▸ **Written request**
Write the records below out in full, character for character, with no pictures.

━━━━━ Data listing ━━━━━

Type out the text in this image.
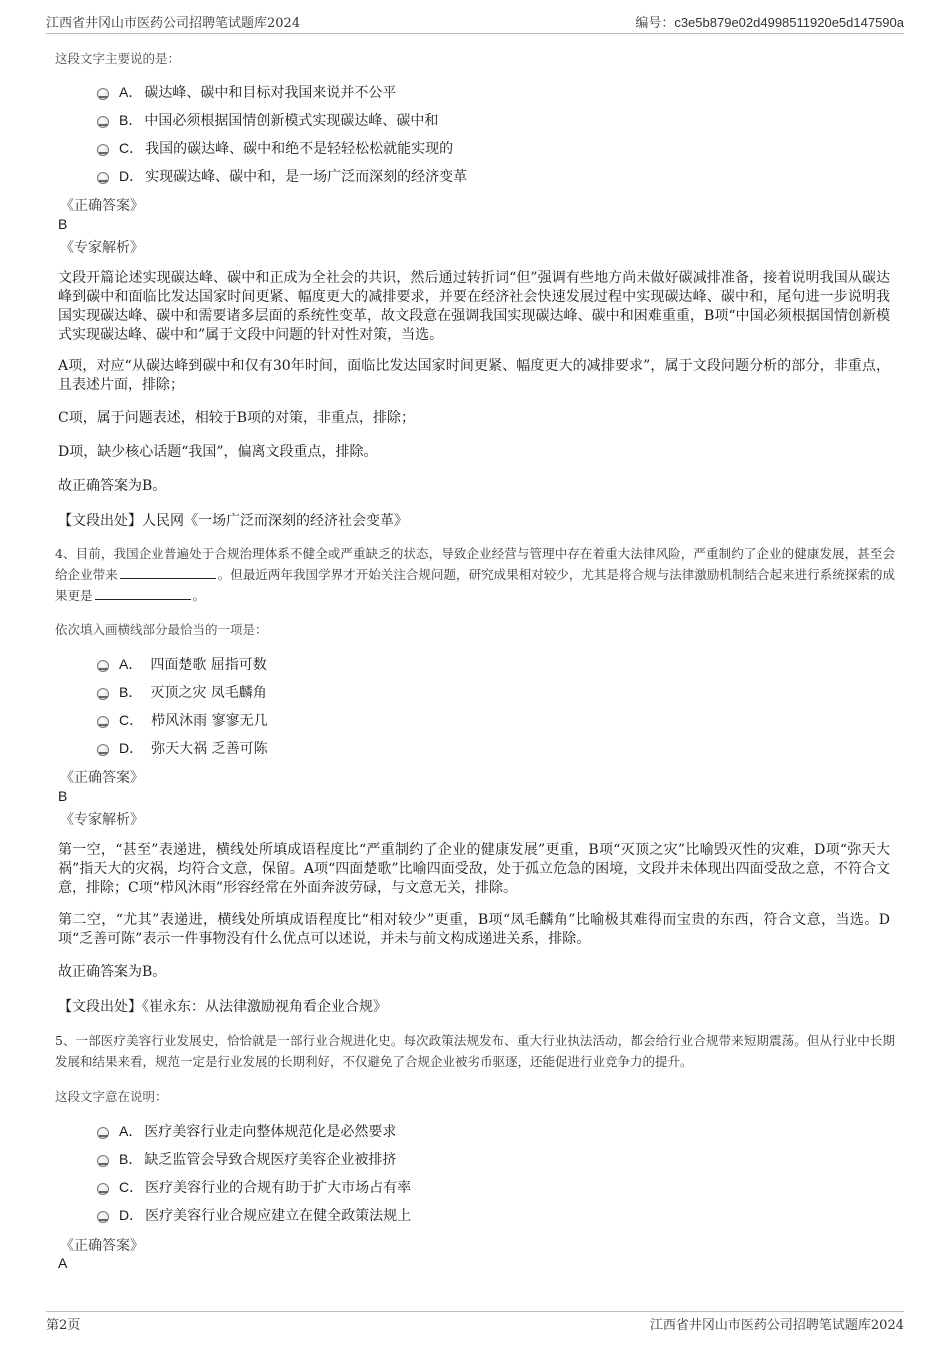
江西省井冈山市医药公司招聘笔试题库2024	编号：c3e5b879e02d4998511920e5d147590a
这段文字主要说的是：
A． 碳达峰、碳中和目标对我国来说并不公平
B． 中国必须根据国情创新模式实现碳达峰、碳中和
C． 我国的碳达峰、碳中和绝不是轻轻松松就能实现的
D． 实现碳达峰、碳中和，是一场广泛而深刻的经济变革
《正确答案》
B
《专家解析》
文段开篇论述实现碳达峰、碳中和正成为全社会的共识，然后通过转折词“但”强调有些地方尚未做好碳减排准备，接着说明我国从碳达峰到碳中和面临比发达国家时间更紧、幅度更大的减排要求，并要在经济社会快速发展过程中实现碳达峰、碳中和，尾句进一步说明我国实现碳达峰、碳中和需要诸多层面的系统性变革，故文段意在强调我国实现碳达峰、碳中和困难重重，B项“中国必须根据国情创新模式实现碳达峰、碳中和”属于文段中问题的针对性对策，当选。
A项，对应“从碳达峰到碳中和仅有30年时间，面临比发达国家时间更紧、幅度更大的减排要求”，属于文段问题分析的部分，非重点，且表述片面，排除；
C项，属于问题表述，相较于B项的对策，非重点，排除；
D项，缺少核心话题“我国”，偏离文段重点，排除。
故正确答案为B。
【文段出处】人民网《一场广泛而深刻的经济社会变革》
4、目前，我国企业普遍处于合规治理体系不健全或严重缺乏的状态，导致企业经营与管理中存在着重大法律风险，严重制约了企业的健康发展，甚至会给企业带来	。但最近两年我国学界才开始关注合规问题，研究成果相对较少，尤其是将合规与法律激励机制结合起来进行系统探索的成果更是	。
依次填入画横线部分最恰当的一项是：
A． 四面楚歌 屈指可数
B． 灭顶之灾 凤毛麟角
C． 栉风沐雨 寥寥无几
D． 弥天大祸 乏善可陈
《正确答案》
B
《专家解析》
第一空，“甚至”表递进，横线处所填成语程度比“严重制约了企业的健康发展”更重，B项“灭顶之灾”比喻毁灭性的灾难，D项“弥天大祸”指天大的灾祸，均符合文意，保留。A项“四面楚歌”比喻四面受敌，处于孤立危急的困境，文段并未体现出四面受敌之意，不符合文意，排除；C项“栉风沐雨”形容经常在外面奔波劳碌，与文意无关，排除。
第二空，“尤其”表递进，横线处所填成语程度比“相对较少”更重，B项“凤毛麟角”比喻极其难得而宝贵的东西，符合文意，当选。D项“乏善可陈”表示一件事物没有什么优点可以述说，并未与前文构成递进关系，排除。
故正确答案为B。
【文段出处】《崔永东：从法律激励视角看企业合规》
5、一部医疗美容行业发展史，恰恰就是一部行业合规进化史。每次政策法规发布、重大行业执法活动，都会给行业合规带来短期震荡。但从行业中长期发展和结果来看，规范一定是行业发展的长期利好，不仅避免了合规企业被劣币驱逐，还能促进行业竞争力的提升。
这段文字意在说明：
A． 医疗美容行业走向整体规范化是必然要求
B． 缺乏监管会导致合规医疗美容企业被排挤
C． 医疗美容行业的合规有助于扩大市场占有率
D． 医疗美容行业合规应建立在健全政策法规上
《正确答案》
A
第2页	江西省井冈山市医药公司招聘笔试题库2024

━━━━━

▸ **Correct answer**
Type out the text in this image.
江西省井冈山市医药公司招聘笔试题库2024	编号：c3e5b879e02d4998511920e5d147590a
这段文字主要说的是：
A． 碳达峰、碳中和目标对我国来说并不公平
B． 中国必须根据国情创新模式实现碳达峰、碳中和
C． 我国的碳达峰、碳中和绝不是轻轻松松就能实现的
D． 实现碳达峰、碳中和，是一场广泛而深刻的经济变革
《正确答案》
B
《专家解析》
文段开篇论述实现碳达峰、碳中和正成为全社会的共识，然后通过转折词“但”强调有些地方尚未做好碳减排准备，接着说明我国从碳达峰到碳中和面临比发达国家时间更紧、幅度更大的减排要求，并要在经济社会快速发展过程中实现碳达峰、碳中和，尾句进一步说明我国实现碳达峰、碳中和需要诸多层面的系统性变革，故文段意在强调我国实现碳达峰、碳中和困难重重，B项“中国必须根据国情创新模式实现碳达峰、碳中和”属于文段中问题的针对性对策，当选。
A项，对应“从碳达峰到碳中和仅有30年时间，面临比发达国家时间更紧、幅度更大的减排要求”，属于文段问题分析的部分，非重点，且表述片面，排除；
C项，属于问题表述，相较于B项的对策，非重点，排除；
D项，缺少核心话题“我国”，偏离文段重点，排除。
故正确答案为B。
【文段出处】人民网《一场广泛而深刻的经济社会变革》
4、目前，我国企业普遍处于合规治理体系不健全或严重缺乏的状态，导致企业经营与管理中存在着重大法律风险，严重制约了企业的健康发展，甚至会给企业带来	。但最近两年我国学界才开始关注合规问题，研究成果相对较少，尤其是将合规与法律激励机制结合起来进行系统探索的成果更是	。
依次填入画横线部分最恰当的一项是：
A． 四面楚歌 屈指可数
B． 灭顶之灾 凤毛麟角
C． 栉风沐雨 寥寥无几
D． 弥天大祸 乏善可陈
《正确答案》
B
《专家解析》
第一空，“甚至”表递进，横线处所填成语程度比“严重制约了企业的健康发展”更重，B项“灭顶之灾”比喻毁灭性的灾难，D项“弥天大祸”指天大的灾祸，均符合文意，保留。A项“四面楚歌”比喻四面受敌，处于孤立危急的困境，文段并未体现出四面受敌之意，不符合文意，排除；C项“栉风沐雨”形容经常在外面奔波劳碌，与文意无关，排除。
第二空，“尤其”表递进，横线处所填成语程度比“相对较少”更重，B项“凤毛麟角”比喻极其难得而宝贵的东西，符合文意，当选。D项“乏善可陈”表示一件事物没有什么优点可以述说，并未与前文构成递进关系，排除。
故正确答案为B。
【文段出处】《崔永东：从法律激励视角看企业合规》
5、一部医疗美容行业发展史，恰恰就是一部行业合规进化史。每次政策法规发布、重大行业执法活动，都会给行业合规带来短期震荡。但从行业中长期发展和结果来看，规范一定是行业发展的长期利好，不仅避免了合规企业被劣币驱逐，还能促进行业竞争力的提升。
这段文字意在说明：
A． 医疗美容行业走向整体规范化是必然要求
B． 缺乏监管会导致合规医疗美容企业被排挤
C． 医疗美容行业的合规有助于扩大市场占有率
D． 医疗美容行业合规应建立在健全政策法规上
《正确答案》
A
第2页	江西省井冈山市医药公司招聘笔试题库2024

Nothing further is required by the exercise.